Figure record extracts
§
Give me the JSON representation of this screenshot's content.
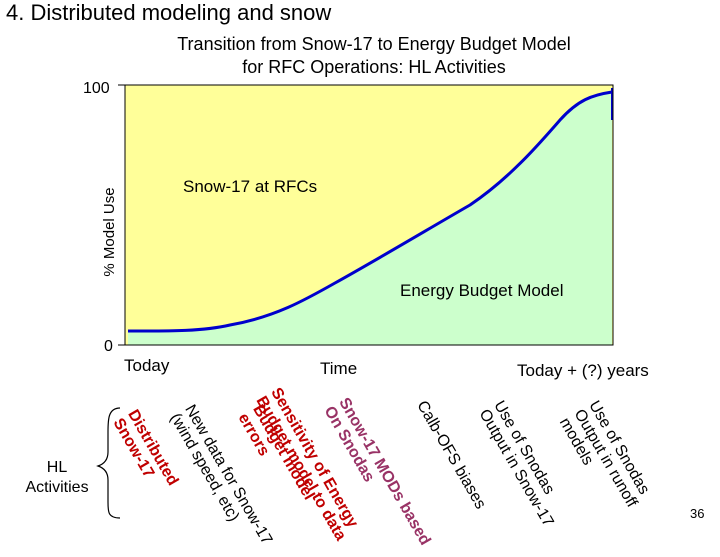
{
  "slide": {
    "title": "4. Distributed modeling and snow",
    "page_number": "36"
  },
  "chart": {
    "title_line1": "Transition from Snow-17 to Energy Budget Model",
    "title_line2": "for RFC Operations: HL Activities",
    "y_axis_label": "% Model Use",
    "y_tick_top": "100",
    "y_tick_bottom": "0",
    "x_label_left": "Today",
    "x_label_center": "Time",
    "x_label_right": "Today + (?) years",
    "region_upper_label": "Snow-17 at RFCs",
    "region_lower_label": "Energy Budget Model",
    "colors": {
      "upper_region": "#ffff99",
      "lower_region": "#ccffcc",
      "curve": "#0000cc"
    }
  },
  "activities": {
    "label_line1": "HL",
    "label_line2": "Activities",
    "items": [
      {
        "line1": "Distributed",
        "line2": "Snow-17",
        "color": "#c00000"
      },
      {
        "line1": "New data for Snow-17",
        "line2": "(wind speed, etc)",
        "color": "#000000"
      },
      {
        "line1": "Budget model",
        "line2": "errors",
        "color": "#c00000"
      },
      {
        "line1": "Sensitivity of Energy",
        "line2": "Budget model to data",
        "color": "#c00000"
      },
      {
        "line1": "Snow-17 MODs based",
        "line2": "On Snodas",
        "color": "#993366"
      },
      {
        "line1": "Calb-OFS biases",
        "line2": "",
        "color": "#000000"
      },
      {
        "line1": "Use of Snodas",
        "line2": "Output in Snow-17",
        "color": "#000000"
      },
      {
        "line1": "Use of Snodas",
        "line2": "Output in runoff",
        "line3": "models",
        "color": "#000000"
      }
    ]
  }
}
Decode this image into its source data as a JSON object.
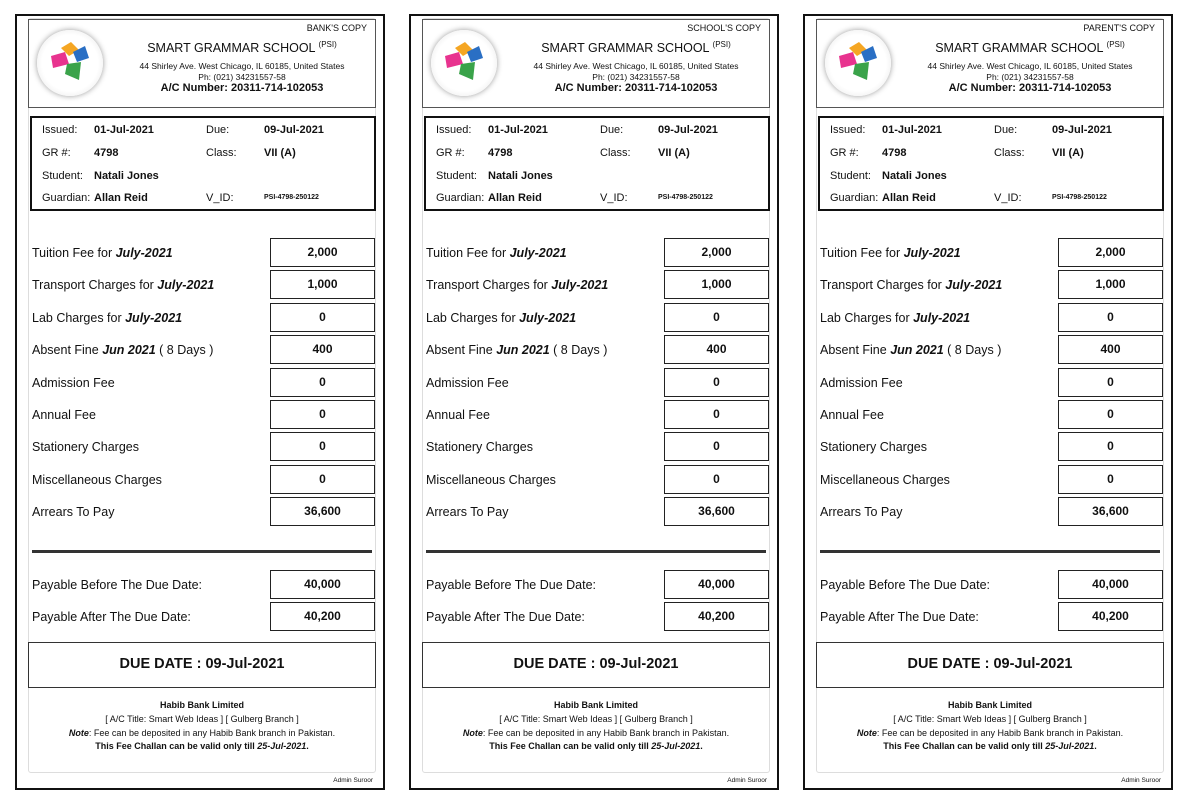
{
  "school": {
    "name": "SMART GRAMMAR SCHOOL",
    "tag": "(PSI)",
    "address": "44 Shirley Ave. West Chicago, IL 60185, United States",
    "phone": "Ph: (021) 34231557-58",
    "ac_number": "A/C Number: 20311-714-102053"
  },
  "copies": [
    {
      "label": "BANK'S COPY"
    },
    {
      "label": "SCHOOL'S COPY"
    },
    {
      "label": "PARENT'S COPY"
    }
  ],
  "info": {
    "issued_k": "Issued:",
    "issued": "01-Jul-2021",
    "due_k": "Due:",
    "due": "09-Jul-2021",
    "gr_k": "GR #:",
    "gr": "4798",
    "class_k": "Class:",
    "class": "VII (A)",
    "student_k": "Student:",
    "student": "Natali Jones",
    "guardian_k": "Guardian:",
    "guardian": "Allan Reid",
    "vid_k": "V_ID:",
    "vid": "PSI-4798-250122"
  },
  "fees": [
    {
      "pre": "Tuition Fee for ",
      "em": "July-2021",
      "post": "",
      "value": "2,000"
    },
    {
      "pre": "Transport Charges for ",
      "em": "July-2021",
      "post": "",
      "value": "1,000"
    },
    {
      "pre": "Lab Charges for ",
      "em": "July-2021",
      "post": "",
      "value": "0"
    },
    {
      "pre": "Absent Fine ",
      "em": "Jun 2021",
      "post": " ( 8 Days )",
      "value": "400"
    },
    {
      "pre": "Admission Fee",
      "em": "",
      "post": "",
      "value": "0"
    },
    {
      "pre": "Annual Fee",
      "em": "",
      "post": "",
      "value": "0"
    },
    {
      "pre": "Stationery Charges",
      "em": "",
      "post": "",
      "value": "0"
    },
    {
      "pre": "Miscellaneous Charges",
      "em": "",
      "post": "",
      "value": "0"
    },
    {
      "pre": "Arrears To Pay",
      "em": "",
      "post": "",
      "value": "36,600"
    }
  ],
  "payable": [
    {
      "label": "Payable Before The Due Date:",
      "value": "40,000"
    },
    {
      "label": "Payable After The Due Date:",
      "value": "40,200"
    }
  ],
  "due_date": "DUE DATE : 09-Jul-2021",
  "footer": {
    "bank": "Habib Bank Limited",
    "title": "[ A/C Title: Smart Web Ideas ] [ Gulberg Branch ]",
    "note_k": "Note",
    "note": ": Fee can be deposited in any Habib Bank branch in Pakistan.",
    "valid_pre": "This Fee Challan can be valid only till ",
    "valid_date": "25-Jul-2021",
    "valid_post": "."
  },
  "admin": "Admin Suroor"
}
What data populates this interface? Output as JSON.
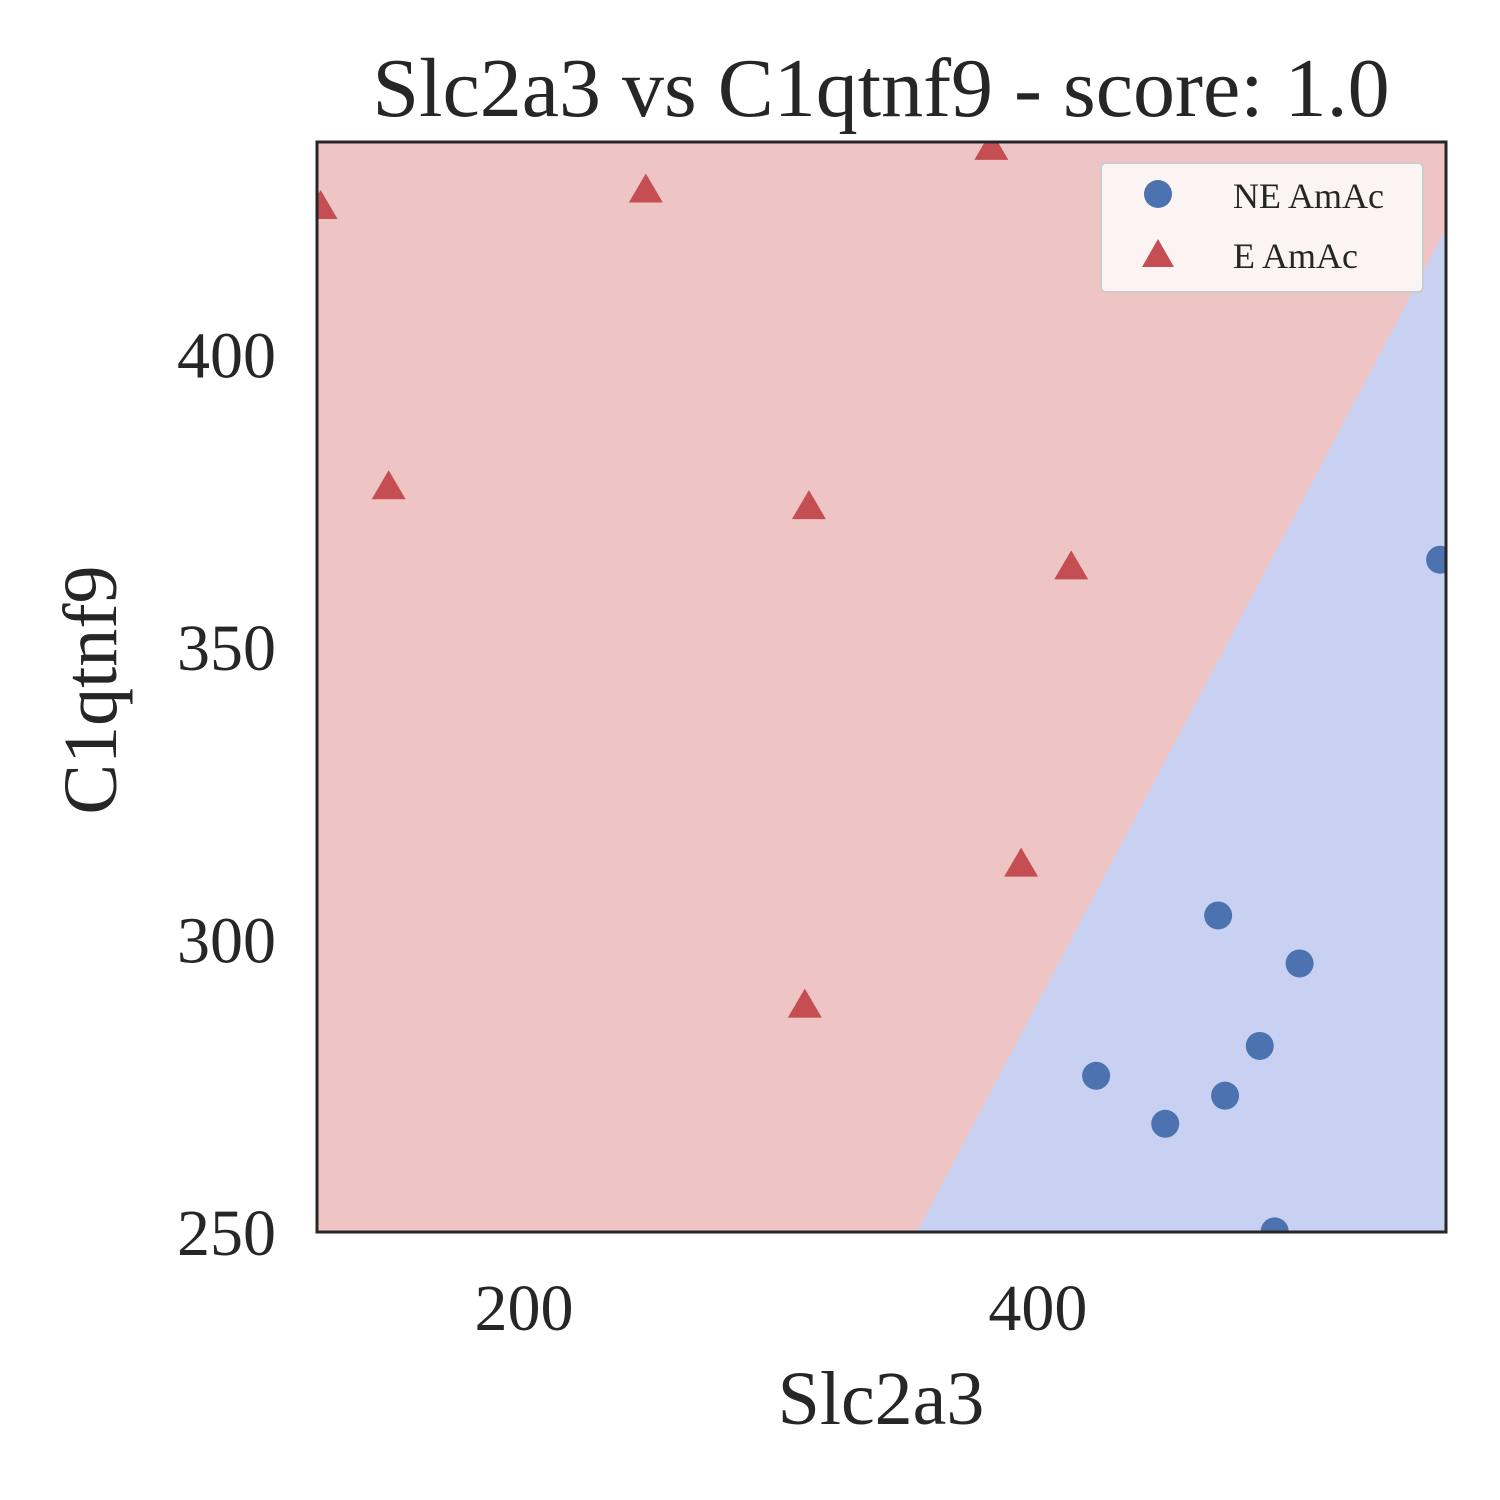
{
  "chart_data": {
    "type": "scatter",
    "title": "Slc2a3 vs C1qtnf9 - score: 1.0",
    "xlabel": "Slc2a3",
    "ylabel": "C1qtnf9",
    "xlim": [
      119.4,
      558.9
    ],
    "ylim": [
      250,
      436.3
    ],
    "xticks": [
      200,
      400
    ],
    "yticks": [
      250,
      300,
      350,
      400
    ],
    "grid": false,
    "legend_position": "top-right",
    "decision_boundary": {
      "points": [
        [
          352.9,
          250
        ],
        [
          558.9,
          421.5
        ]
      ],
      "regions": [
        {
          "class": "E AmAc",
          "side": "upper-left",
          "color": "#eec5c4"
        },
        {
          "class": "NE AmAc",
          "side": "lower-right",
          "color": "#c8d1f1"
        }
      ]
    },
    "series": [
      {
        "name": "NE AmAc",
        "marker": "circle",
        "color": "#4c72b0",
        "x": [
          556.6,
          470.2,
          501.9,
          486.4,
          422.7,
          472.9,
          449.6,
          492.2
        ],
        "y": [
          364.9,
          304.1,
          295.9,
          281.8,
          276.7,
          273.3,
          268.5,
          250.1
        ]
      },
      {
        "name": "E AmAc",
        "marker": "triangle",
        "color": "#c44e52",
        "x": [
          381.9,
          247.4,
          120.8,
          147.3,
          310.9,
          413.0,
          393.5,
          309.3
        ],
        "y": [
          435.3,
          428.0,
          425.2,
          377.3,
          373.9,
          363.6,
          312.8,
          288.7
        ]
      }
    ]
  }
}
§
Excluding the pictures, reproduce every entry exactly as given.

Give me the JSON representation of this screenshot's content.
{
  "slide": {
    "title": "4. Distributed modeling and snow",
    "page_number": "36"
  },
  "chart": {
    "title_line1": "Transition from Snow-17 to Energy Budget Model",
    "title_line2": "for RFC Operations: HL Activities",
    "y_axis_label": "% Model Use",
    "y_tick_top": "100",
    "y_tick_bottom": "0",
    "x_label_left": "Today",
    "x_label_center": "Time",
    "x_label_right": "Today + (?) years",
    "region_upper_label": "Snow-17 at RFCs",
    "region_lower_label": "Energy Budget Model",
    "colors": {
      "upper_region": "#ffff99",
      "lower_region": "#ccffcc",
      "curve": "#0000cc"
    }
  },
  "activities": {
    "label_line1": "HL",
    "label_line2": "Activities",
    "items": [
      {
        "line1": "Distributed",
        "line2": "Snow-17",
        "color": "#c00000"
      },
      {
        "line1": "New data for Snow-17",
        "line2": "(wind speed, etc)",
        "color": "#000000"
      },
      {
        "line1": "Budget model",
        "line2": "errors",
        "color": "#c00000"
      },
      {
        "line1": "Sensitivity of Energy",
        "line2": "Budget model to data",
        "color": "#c00000"
      },
      {
        "line1": "Snow-17 MODs based",
        "line2": "On Snodas",
        "color": "#993366"
      },
      {
        "line1": "Calb-OFS biases",
        "line2": "",
        "color": "#000000"
      },
      {
        "line1": "Use of Snodas",
        "line2": "Output in Snow-17",
        "color": "#000000"
      },
      {
        "line1": "Use of Snodas",
        "line2": "Output in runoff",
        "line3": "models",
        "color": "#000000"
      }
    ]
  }
}
Decode this image into its source data as a JSON object.
{
  "school": {
    "name": "SMART GRAMMAR SCHOOL",
    "tag": "(PSI)",
    "address": "44 Shirley Ave. West Chicago, IL 60185, United States",
    "phone": "Ph: (021) 34231557-58",
    "ac_number": "A/C Number: 20311-714-102053"
  },
  "copies": [
    {
      "label": "BANK'S COPY"
    },
    {
      "label": "SCHOOL'S COPY"
    },
    {
      "label": "PARENT'S COPY"
    }
  ],
  "info": {
    "issued_k": "Issued:",
    "issued": "01-Jul-2021",
    "due_k": "Due:",
    "due": "09-Jul-2021",
    "gr_k": "GR #:",
    "gr": "4798",
    "class_k": "Class:",
    "class": "VII (A)",
    "student_k": "Student:",
    "student": "Natali Jones",
    "guardian_k": "Guardian:",
    "guardian": "Allan Reid",
    "vid_k": "V_ID:",
    "vid": "PSI-4798-250122"
  },
  "fees": [
    {
      "pre": "Tuition Fee for ",
      "em": "July-2021",
      "post": "",
      "value": "2,000"
    },
    {
      "pre": "Transport Charges for ",
      "em": "July-2021",
      "post": "",
      "value": "1,000"
    },
    {
      "pre": "Lab Charges for ",
      "em": "July-2021",
      "post": "",
      "value": "0"
    },
    {
      "pre": "Absent Fine ",
      "em": "Jun 2021",
      "post": " ( 8 Days )",
      "value": "400"
    },
    {
      "pre": "Admission Fee",
      "em": "",
      "post": "",
      "value": "0"
    },
    {
      "pre": "Annual Fee",
      "em": "",
      "post": "",
      "value": "0"
    },
    {
      "pre": "Stationery Charges",
      "em": "",
      "post": "",
      "value": "0"
    },
    {
      "pre": "Miscellaneous Charges",
      "em": "",
      "post": "",
      "value": "0"
    },
    {
      "pre": "Arrears To Pay",
      "em": "",
      "post": "",
      "value": "36,600"
    }
  ],
  "payable": [
    {
      "label": "Payable Before The Due Date:",
      "value": "40,000"
    },
    {
      "label": "Payable After The Due Date:",
      "value": "40,200"
    }
  ],
  "due_date": "DUE DATE : 09-Jul-2021",
  "footer": {
    "bank": "Habib Bank Limited",
    "title": "[ A/C Title: Smart Web Ideas ] [ Gulberg Branch ]",
    "note_k": "Note",
    "note": ": Fee can be deposited in any Habib Bank branch in Pakistan.",
    "valid_pre": "This Fee Challan can be valid only till ",
    "valid_date": "25-Jul-2021",
    "valid_post": "."
  },
  "admin": "Admin Suroor"
}
What data populates this interface? Output as JSON.
{
  "chart_data": {
    "type": "scatter",
    "title": "Slc2a3 vs C1qtnf9 - score: 1.0",
    "xlabel": "Slc2a3",
    "ylabel": "C1qtnf9",
    "xlim": [
      119.4,
      558.9
    ],
    "ylim": [
      250,
      436.3
    ],
    "xticks": [
      200,
      400
    ],
    "yticks": [
      250,
      300,
      350,
      400
    ],
    "grid": false,
    "legend_position": "top-right",
    "decision_boundary": {
      "points": [
        [
          352.9,
          250
        ],
        [
          558.9,
          421.5
        ]
      ],
      "regions": [
        {
          "class": "E AmAc",
          "side": "upper-left",
          "color": "#eec5c4"
        },
        {
          "class": "NE AmAc",
          "side": "lower-right",
          "color": "#c8d1f1"
        }
      ]
    },
    "series": [
      {
        "name": "NE AmAc",
        "marker": "circle",
        "color": "#4c72b0",
        "x": [
          556.6,
          470.2,
          501.9,
          486.4,
          422.7,
          472.9,
          449.6,
          492.2
        ],
        "y": [
          364.9,
          304.1,
          295.9,
          281.8,
          276.7,
          273.3,
          268.5,
          250.1
        ]
      },
      {
        "name": "E AmAc",
        "marker": "triangle",
        "color": "#c44e52",
        "x": [
          381.9,
          247.4,
          120.8,
          147.3,
          310.9,
          413.0,
          393.5,
          309.3
        ],
        "y": [
          435.3,
          428.0,
          425.2,
          377.3,
          373.9,
          363.6,
          312.8,
          288.7
        ]
      }
    ]
  }
}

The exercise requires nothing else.